[BEGIN DATA ENTRIES]

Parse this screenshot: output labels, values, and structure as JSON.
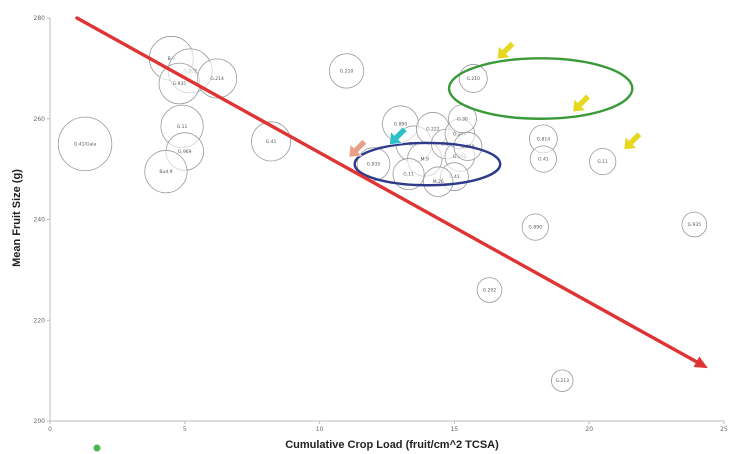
{
  "chart_data": {
    "type": "scatter",
    "subtype": "bubble",
    "title": "",
    "xlabel": "Cumulative Crop Load (fruit/cm^2 TCSA)",
    "ylabel": "Mean Fruit Size (g)",
    "xlim": [
      0,
      25
    ],
    "ylim": [
      200,
      280
    ],
    "xticks": [
      "0",
      "5",
      "10",
      "15",
      "20",
      "25"
    ],
    "yticks": [
      "200",
      "220",
      "240",
      "260",
      "280"
    ],
    "grid": false,
    "legend": "none",
    "series": [
      {
        "points": [
          {
            "x": 1.3,
            "y": 255.0,
            "size": 1.3,
            "label": "G.41/Gala"
          },
          {
            "x": 4.5,
            "y": 272.0,
            "size": 1.0,
            "label": "B.9"
          },
          {
            "x": 5.2,
            "y": 269.5,
            "size": 1.0,
            "label": "G.202"
          },
          {
            "x": 4.8,
            "y": 267.0,
            "size": 0.9,
            "label": "G.935"
          },
          {
            "x": 6.2,
            "y": 268.0,
            "size": 0.85,
            "label": "G.214"
          },
          {
            "x": 4.9,
            "y": 258.5,
            "size": 0.95,
            "label": "G.11"
          },
          {
            "x": 5.0,
            "y": 253.5,
            "size": 0.8,
            "label": "G.969"
          },
          {
            "x": 4.3,
            "y": 249.5,
            "size": 0.95,
            "label": "Bud.9"
          },
          {
            "x": 8.2,
            "y": 255.5,
            "size": 0.85,
            "label": "G.41"
          },
          {
            "x": 11.0,
            "y": 269.5,
            "size": 0.7,
            "label": "G.210"
          },
          {
            "x": 13.0,
            "y": 259.0,
            "size": 0.75,
            "label": "G.890"
          },
          {
            "x": 13.5,
            "y": 255.0,
            "size": 0.75,
            "label": "G.30"
          },
          {
            "x": 14.2,
            "y": 258.0,
            "size": 0.65,
            "label": "G.222"
          },
          {
            "x": 13.9,
            "y": 252.0,
            "size": 0.7,
            "label": "M.9"
          },
          {
            "x": 14.7,
            "y": 255.0,
            "size": 0.55,
            "label": "G.16"
          },
          {
            "x": 15.2,
            "y": 252.5,
            "size": 0.55,
            "label": "G.202"
          },
          {
            "x": 15.0,
            "y": 248.5,
            "size": 0.5,
            "label": "G.41"
          },
          {
            "x": 14.4,
            "y": 247.5,
            "size": 0.55,
            "label": "M.26"
          },
          {
            "x": 13.3,
            "y": 249.0,
            "size": 0.6,
            "label": "G.11"
          },
          {
            "x": 12.0,
            "y": 251.0,
            "size": 0.65,
            "label": "G.935"
          },
          {
            "x": 15.2,
            "y": 257.0,
            "size": 0.55,
            "label": "G.214"
          },
          {
            "x": 15.5,
            "y": 254.5,
            "size": 0.5,
            "label": "G.969"
          },
          {
            "x": 15.3,
            "y": 260.0,
            "size": 0.5,
            "label": "G.30"
          },
          {
            "x": 15.7,
            "y": 268.0,
            "size": 0.5,
            "label": "G.210"
          },
          {
            "x": 18.3,
            "y": 256.0,
            "size": 0.5,
            "label": "G.814"
          },
          {
            "x": 18.3,
            "y": 252.0,
            "size": 0.45,
            "label": "G.41"
          },
          {
            "x": 20.5,
            "y": 251.5,
            "size": 0.45,
            "label": "G.11"
          },
          {
            "x": 18.0,
            "y": 238.5,
            "size": 0.45,
            "label": "G.890"
          },
          {
            "x": 23.9,
            "y": 239.0,
            "size": 0.4,
            "label": "G.935"
          },
          {
            "x": 16.3,
            "y": 226.0,
            "size": 0.4,
            "label": "G.202"
          },
          {
            "x": 19.0,
            "y": 208.0,
            "size": 0.3,
            "label": "G.213"
          }
        ]
      }
    ],
    "trendline": {
      "color": "#e03434",
      "x": [
        1.0,
        24.4
      ],
      "y": [
        280.0,
        210.5
      ]
    },
    "annotations": {
      "ellipses": [
        {
          "color": "#3a9a3a",
          "cx": 18.2,
          "cy": 266.0,
          "rx": 3.4,
          "ry": 6.0
        },
        {
          "color": "#2e3a8a",
          "cx": 14.0,
          "cy": 251.0,
          "rx": 2.7,
          "ry": 4.2
        }
      ],
      "arrows": [
        {
          "color": "#e6d81e",
          "x": 16.8,
          "y": 273.0
        },
        {
          "color": "#e6d81e",
          "x": 19.6,
          "y": 262.5
        },
        {
          "color": "#e6d81e",
          "x": 21.5,
          "y": 255.0
        },
        {
          "color": "#2ec0c8",
          "x": 12.8,
          "y": 256.0
        },
        {
          "color": "#e8a08a",
          "x": 11.3,
          "y": 253.5
        }
      ]
    },
    "marker": {
      "color": "#4bb84b"
    }
  }
}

[END DATA ENTRIES]

§ GOAL OF THE EXERCISE:
All lines in the data that contain the word "color" should be copied.

§ RESPONSE TO THE EXERCISE:
      "color": "#e03434",
          "color": "#3a9a3a",
          "color": "#2e3a8a",
          "color": "#e6d81e",
          "color": "#e6d81e",
          "color": "#e6d81e",
          "color": "#2ec0c8",
          "color": "#e8a08a",
      "color": "#4bb84b"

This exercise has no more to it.